**Provided data**.
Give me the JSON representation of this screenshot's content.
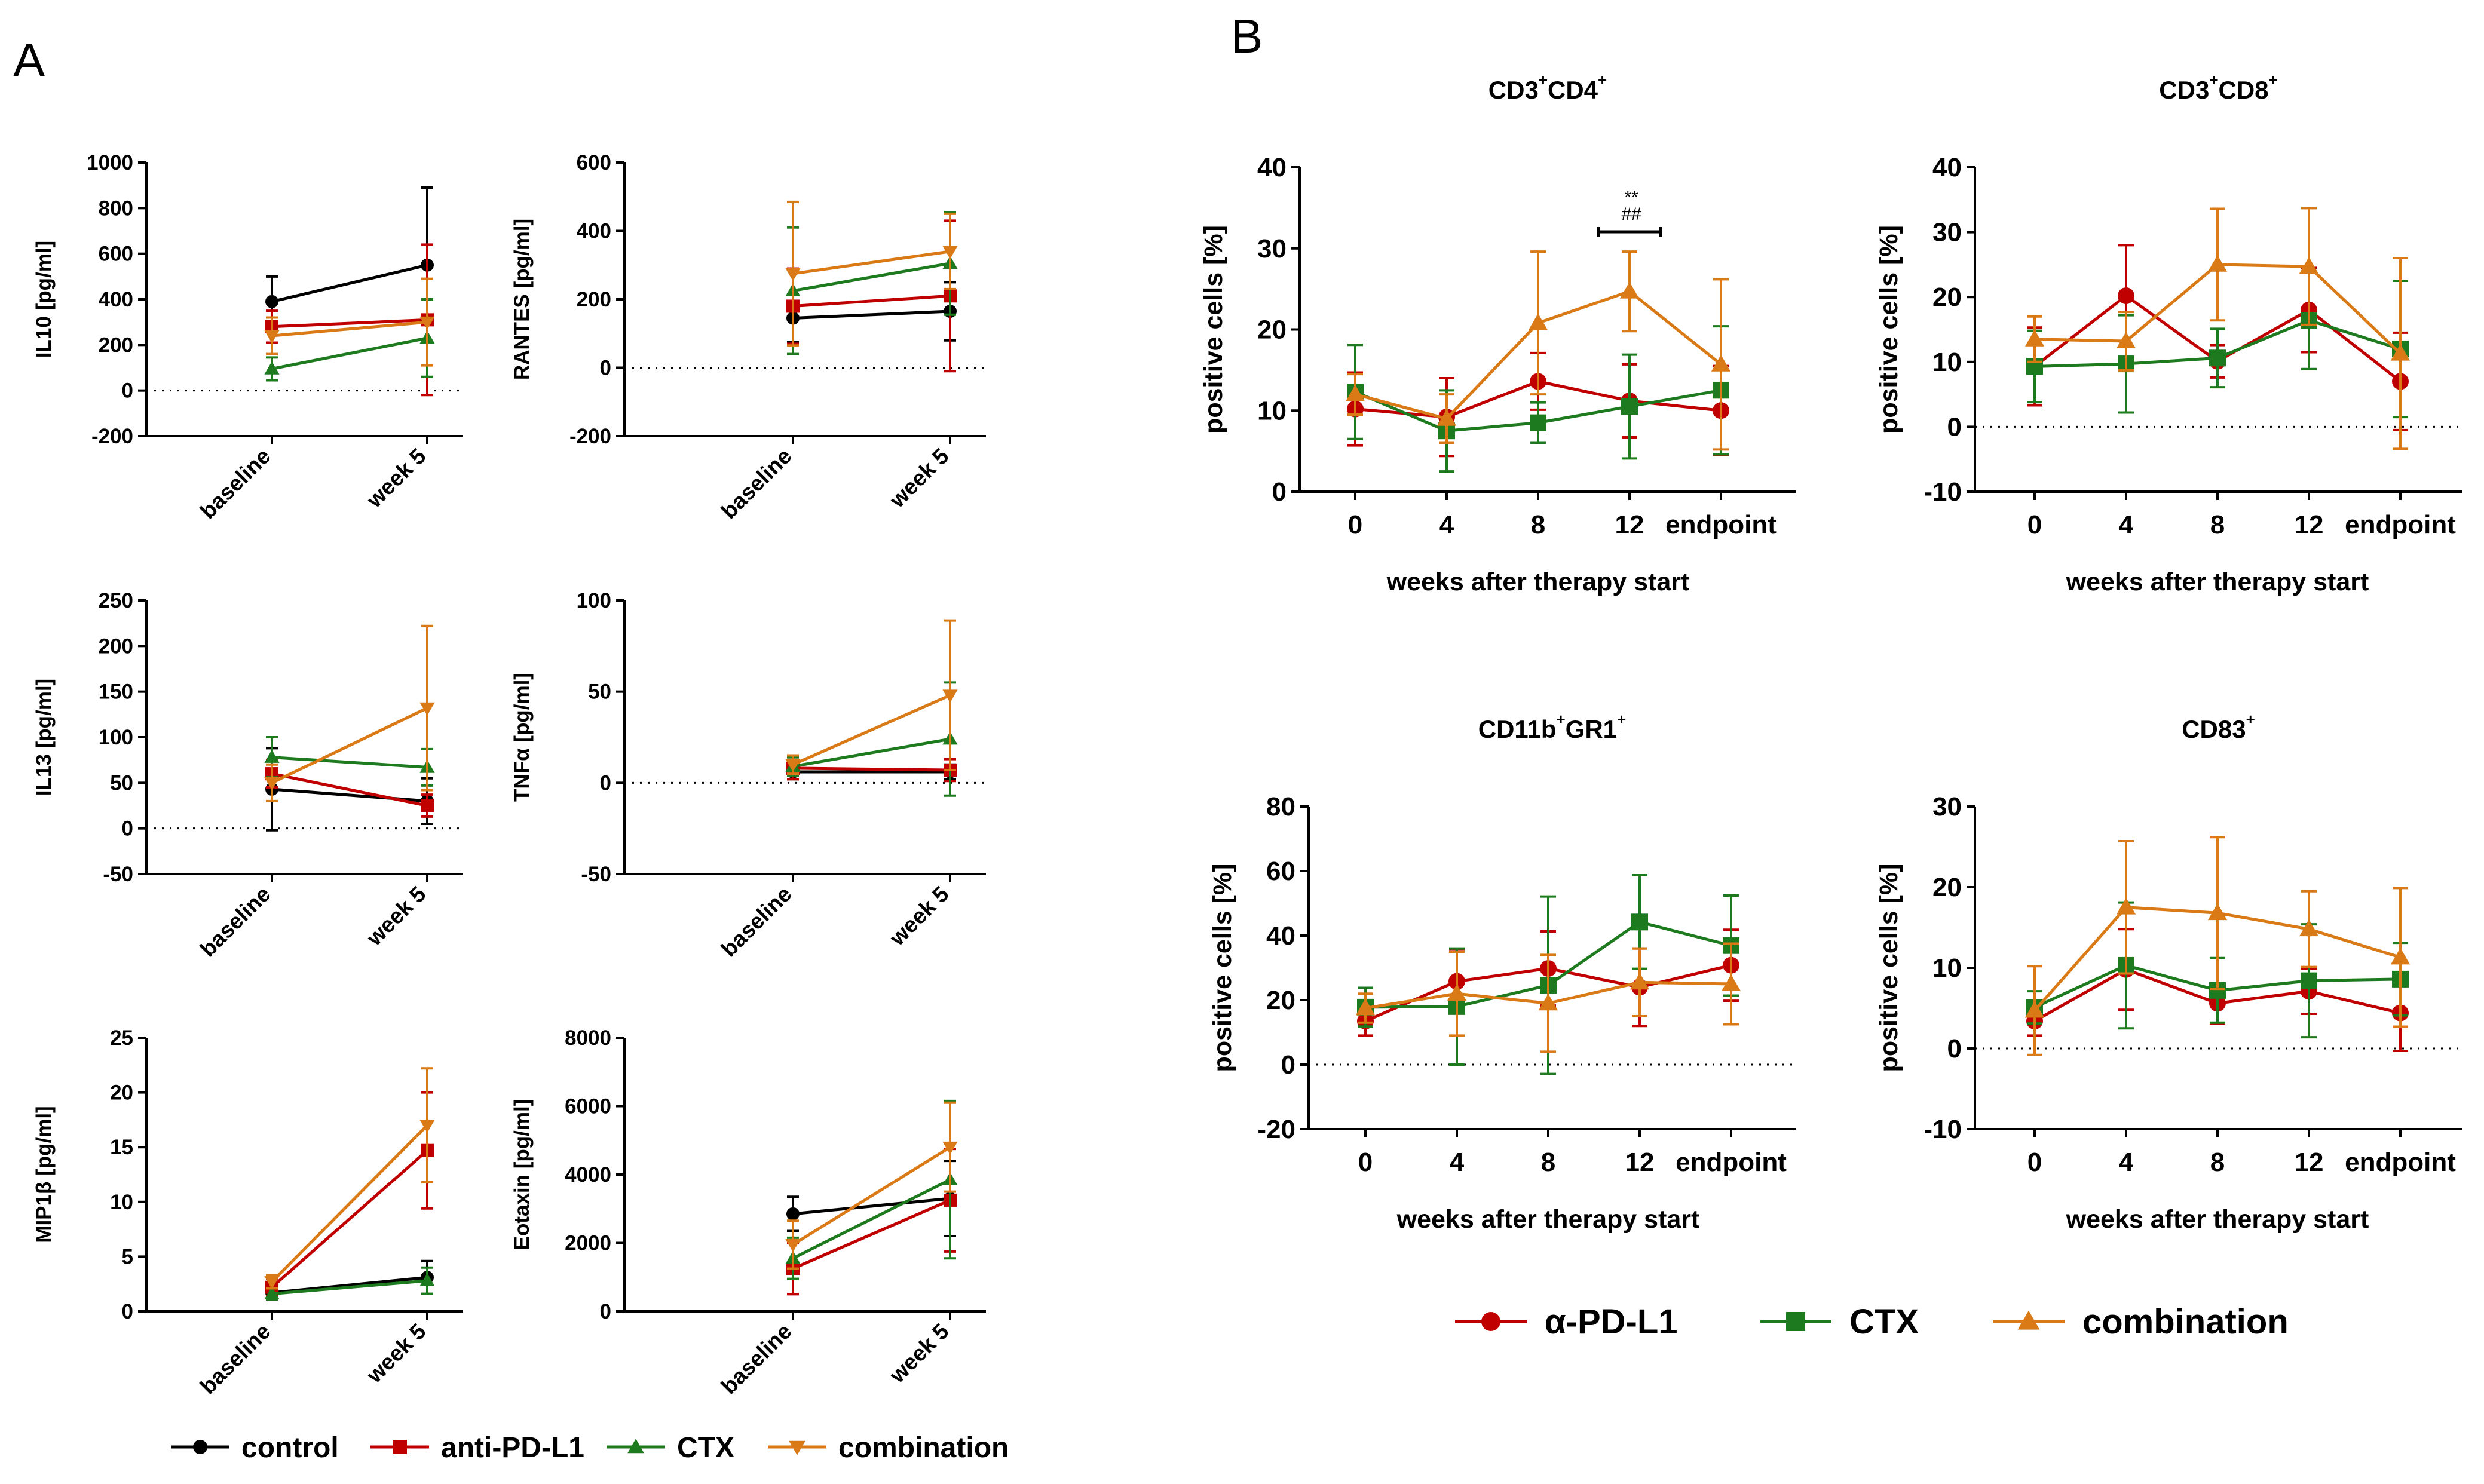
{
  "sections": {
    "a": "A",
    "b": "B"
  },
  "colors": {
    "control": "#000000",
    "pdl1": "#c00000",
    "ctx": "#1e7a1e",
    "comb": "#d97a17"
  },
  "legend_a": [
    {
      "key": "control",
      "label": "control",
      "marker": "circle"
    },
    {
      "key": "pdl1",
      "label": "anti-PD-L1",
      "marker": "square"
    },
    {
      "key": "ctx",
      "label": "CTX",
      "marker": "triangle-up"
    },
    {
      "key": "comb",
      "label": "combination",
      "marker": "triangle-down"
    }
  ],
  "legend_b": [
    {
      "key": "pdl1",
      "label": "α-PD-L1",
      "marker": "circle"
    },
    {
      "key": "ctx",
      "label": "CTX",
      "marker": "square"
    },
    {
      "key": "comb",
      "label": "combination",
      "marker": "triangle-up"
    }
  ],
  "chart_data": [
    {
      "id": "a1",
      "type": "line",
      "ylabel": "IL10 [pg/ml]",
      "categories": [
        "baseline",
        "week 5"
      ],
      "ylim": [
        -200,
        1000
      ],
      "yticks": [
        -200,
        0,
        200,
        400,
        600,
        800,
        1000
      ],
      "ytick_labels": [
        "-200",
        "0",
        "200",
        "400",
        "600",
        "800",
        "1000"
      ],
      "series": [
        {
          "key": "control",
          "name": "control",
          "values": [
            390,
            550
          ],
          "err": [
            110,
            340
          ]
        },
        {
          "key": "pdl1",
          "name": "anti-PD-L1",
          "values": [
            280,
            310
          ],
          "err": [
            70,
            330
          ]
        },
        {
          "key": "ctx",
          "name": "CTX",
          "values": [
            95,
            230
          ],
          "err": [
            50,
            170
          ]
        },
        {
          "key": "comb",
          "name": "combination",
          "values": [
            240,
            300
          ],
          "err": [
            80,
            190
          ]
        }
      ]
    },
    {
      "id": "a2",
      "type": "line",
      "ylabel": "RANTES [pg/ml]",
      "categories": [
        "baseline",
        "week 5"
      ],
      "ylim": [
        -200,
        600
      ],
      "yticks": [
        -200,
        0,
        200,
        400,
        600
      ],
      "ytick_labels": [
        "-200",
        "0",
        "200",
        "400",
        "600"
      ],
      "series": [
        {
          "key": "control",
          "name": "control",
          "values": [
            145,
            165
          ],
          "err": [
            70,
            85
          ]
        },
        {
          "key": "pdl1",
          "name": "anti-PD-L1",
          "values": [
            180,
            210
          ],
          "err": [
            110,
            220
          ]
        },
        {
          "key": "ctx",
          "name": "CTX",
          "values": [
            225,
            305
          ],
          "err": [
            185,
            150
          ]
        },
        {
          "key": "comb",
          "name": "combination",
          "values": [
            275,
            340
          ],
          "err": [
            210,
            110
          ]
        }
      ]
    },
    {
      "id": "a3",
      "type": "line",
      "ylabel": "IL13 [pg/ml]",
      "categories": [
        "baseline",
        "week 5"
      ],
      "ylim": [
        -50,
        250
      ],
      "yticks": [
        -50,
        0,
        50,
        100,
        150,
        200,
        250
      ],
      "ytick_labels": [
        "-50",
        "0",
        "50",
        "100",
        "150",
        "200",
        "250"
      ],
      "series": [
        {
          "key": "control",
          "name": "control",
          "values": [
            43,
            30
          ],
          "err": [
            45,
            25
          ]
        },
        {
          "key": "pdl1",
          "name": "anti-PD-L1",
          "values": [
            60,
            25
          ],
          "err": [
            15,
            12
          ]
        },
        {
          "key": "ctx",
          "name": "CTX",
          "values": [
            78,
            67
          ],
          "err": [
            22,
            20
          ]
        },
        {
          "key": "comb",
          "name": "combination",
          "values": [
            50,
            132
          ],
          "err": [
            20,
            90
          ]
        }
      ]
    },
    {
      "id": "a4",
      "type": "line",
      "ylabel": "TNFα [pg/ml]",
      "categories": [
        "baseline",
        "week 5"
      ],
      "ylim": [
        -50,
        100
      ],
      "yticks": [
        -50,
        0,
        50,
        100
      ],
      "ytick_labels": [
        "-50",
        "0",
        "50",
        "100"
      ],
      "series": [
        {
          "key": "control",
          "name": "control",
          "values": [
            6,
            6
          ],
          "err": [
            4,
            4
          ]
        },
        {
          "key": "pdl1",
          "name": "anti-PD-L1",
          "values": [
            8,
            7
          ],
          "err": [
            6,
            6
          ]
        },
        {
          "key": "ctx",
          "name": "CTX",
          "values": [
            9,
            24
          ],
          "err": [
            5,
            31
          ]
        },
        {
          "key": "comb",
          "name": "combination",
          "values": [
            10,
            48
          ],
          "err": [
            5,
            41
          ]
        }
      ]
    },
    {
      "id": "a5",
      "type": "line",
      "ylabel": "MIP1β [pg/ml]",
      "categories": [
        "baseline",
        "week 5"
      ],
      "ylim": [
        0,
        25
      ],
      "yticks": [
        0,
        5,
        10,
        15,
        20,
        25
      ],
      "ytick_labels": [
        "0",
        "5",
        "10",
        "15",
        "20",
        "25"
      ],
      "series": [
        {
          "key": "control",
          "name": "control",
          "values": [
            1.7,
            3.1
          ],
          "err": [
            0.6,
            1.5
          ]
        },
        {
          "key": "pdl1",
          "name": "anti-PD-L1",
          "values": [
            2.2,
            14.7
          ],
          "err": [
            0.8,
            5.3
          ]
        },
        {
          "key": "ctx",
          "name": "CTX",
          "values": [
            1.6,
            2.8
          ],
          "err": [
            0.5,
            1.2
          ]
        },
        {
          "key": "comb",
          "name": "combination",
          "values": [
            2.7,
            17
          ],
          "err": [
            0.6,
            5.2
          ]
        }
      ]
    },
    {
      "id": "a6",
      "type": "line",
      "ylabel": "Eotaxin [pg/ml]",
      "categories": [
        "baseline",
        "week 5"
      ],
      "ylim": [
        0,
        8000
      ],
      "yticks": [
        0,
        2000,
        4000,
        6000,
        8000
      ],
      "ytick_labels": [
        "0",
        "2000",
        "4000",
        "6000",
        "8000"
      ],
      "series": [
        {
          "key": "control",
          "name": "control",
          "values": [
            2850,
            3300
          ],
          "err": [
            500,
            1100
          ]
        },
        {
          "key": "pdl1",
          "name": "anti-PD-L1",
          "values": [
            1250,
            3250
          ],
          "err": [
            750,
            1500
          ]
        },
        {
          "key": "ctx",
          "name": "CTX",
          "values": [
            1550,
            3850
          ],
          "err": [
            600,
            2300
          ]
        },
        {
          "key": "comb",
          "name": "combination",
          "values": [
            1950,
            4800
          ],
          "err": [
            700,
            1300
          ]
        }
      ]
    },
    {
      "id": "b1",
      "type": "line",
      "title_main": "CD3",
      "title_parts": [
        [
          "CD3",
          "+"
        ],
        [
          "CD4",
          "+"
        ]
      ],
      "ylabel": "positive cells [%]",
      "xlabel": "weeks after therapy start",
      "categories": [
        "0",
        "4",
        "8",
        "12",
        "endpoint"
      ],
      "ylim": [
        0,
        40
      ],
      "yticks": [
        0,
        10,
        20,
        30,
        40
      ],
      "ytick_labels": [
        "0",
        "10",
        "20",
        "30",
        "40"
      ],
      "annotation": {
        "lines": [
          "**",
          "##"
        ],
        "between": [
          3,
          3
        ]
      },
      "series": [
        {
          "key": "pdl1",
          "name": "α-PD-L1",
          "values": [
            10.2,
            9.2,
            13.6,
            11.2,
            10
          ],
          "err": [
            4.5,
            4.8,
            3.5,
            4.5,
            5.5
          ]
        },
        {
          "key": "ctx",
          "name": "CTX",
          "values": [
            12.3,
            7.5,
            8.5,
            10.5,
            12.5
          ],
          "err": [
            5.8,
            5,
            2.5,
            6.4,
            7.9
          ]
        },
        {
          "key": "comb",
          "name": "combination",
          "values": [
            12,
            9,
            20.8,
            24.7,
            15.7
          ],
          "err": [
            2.5,
            3,
            8.8,
            4.9,
            10.5
          ]
        }
      ]
    },
    {
      "id": "b2",
      "type": "line",
      "title_parts": [
        [
          "CD3",
          "+"
        ],
        [
          "CD8",
          "+"
        ]
      ],
      "ylabel": "positive cells [%]",
      "xlabel": "weeks after therapy start",
      "categories": [
        "0",
        "4",
        "8",
        "12",
        "endpoint"
      ],
      "ylim": [
        -10,
        40
      ],
      "yticks": [
        -10,
        0,
        10,
        20,
        30,
        40
      ],
      "ytick_labels": [
        "-10",
        "0",
        "10",
        "20",
        "30",
        "40"
      ],
      "series": [
        {
          "key": "pdl1",
          "name": "α-PD-L1",
          "values": [
            9.3,
            20.2,
            10.1,
            18,
            7
          ],
          "err": [
            6,
            7.8,
            2.5,
            6.5,
            7.5
          ]
        },
        {
          "key": "ctx",
          "name": "CTX",
          "values": [
            9.3,
            9.7,
            10.6,
            16.4,
            12
          ],
          "err": [
            5.5,
            7.5,
            4.5,
            7.5,
            10.5
          ]
        },
        {
          "key": "comb",
          "name": "combination",
          "values": [
            13.5,
            13.2,
            25,
            24.7,
            11.3
          ],
          "err": [
            3.5,
            4.5,
            8.6,
            9,
            14.7
          ]
        }
      ]
    },
    {
      "id": "b3",
      "type": "line",
      "title_parts": [
        [
          "CD11b",
          "+"
        ],
        [
          "GR1",
          "+"
        ]
      ],
      "ylabel": "positive cells [%]",
      "xlabel": "weeks after therapy start",
      "categories": [
        "0",
        "4",
        "8",
        "12",
        "endpoint"
      ],
      "ylim": [
        -20,
        80
      ],
      "yticks": [
        -20,
        0,
        20,
        40,
        60,
        80
      ],
      "ytick_labels": [
        "-20",
        "0",
        "20",
        "40",
        "60",
        "80"
      ],
      "series": [
        {
          "key": "pdl1",
          "name": "α-PD-L1",
          "values": [
            13.5,
            25.8,
            29.8,
            24,
            30.8
          ],
          "err": [
            4.5,
            10,
            11.5,
            12,
            11
          ]
        },
        {
          "key": "ctx",
          "name": "CTX",
          "values": [
            17.8,
            18,
            24.6,
            44.2,
            36.9
          ],
          "err": [
            6,
            18,
            27.5,
            14.5,
            15.5
          ]
        },
        {
          "key": "comb",
          "name": "combination",
          "values": [
            17.5,
            22,
            19,
            25.5,
            25
          ],
          "err": [
            4.5,
            13,
            15,
            10.5,
            12.5
          ]
        }
      ]
    },
    {
      "id": "b4",
      "type": "line",
      "title_parts": [
        [
          "CD83",
          "+"
        ]
      ],
      "ylabel": "positive cells [%]",
      "xlabel": "weeks after therapy start",
      "categories": [
        "0",
        "4",
        "8",
        "12",
        "endpoint"
      ],
      "ylim": [
        -10,
        30
      ],
      "yticks": [
        -10,
        0,
        10,
        20,
        30
      ],
      "ytick_labels": [
        "-10",
        "0",
        "10",
        "20",
        "30"
      ],
      "series": [
        {
          "key": "pdl1",
          "name": "α-PD-L1",
          "values": [
            3.4,
            9.8,
            5.6,
            7.1,
            4.4
          ],
          "err": [
            1.8,
            5,
            2.5,
            2.8,
            4.7
          ]
        },
        {
          "key": "ctx",
          "name": "CTX",
          "values": [
            5.1,
            10.3,
            7.2,
            8.4,
            8.6
          ],
          "err": [
            2,
            7.8,
            4,
            7,
            4.5
          ]
        },
        {
          "key": "comb",
          "name": "combination",
          "values": [
            4.7,
            17.5,
            16.8,
            14.8,
            11.3
          ],
          "err": [
            5.5,
            8.2,
            9.4,
            4.7,
            8.6
          ]
        }
      ]
    }
  ]
}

**Task details**.
Whenever the word "ylabel" occurs in a line above, copy that line.

**Written response**.
      "ylabel": "IL10 [pg/ml]",
      "ylabel": "RANTES [pg/ml]",
      "ylabel": "IL13 [pg/ml]",
      "ylabel": "TNFα [pg/ml]",
      "ylabel": "MIP1β [pg/ml]",
      "ylabel": "Eotaxin [pg/ml]",
      "ylabel": "positive cells [%]",
      "ylabel": "positive cells [%]",
      "ylabel": "positive cells [%]",
      "ylabel": "positive cells [%]",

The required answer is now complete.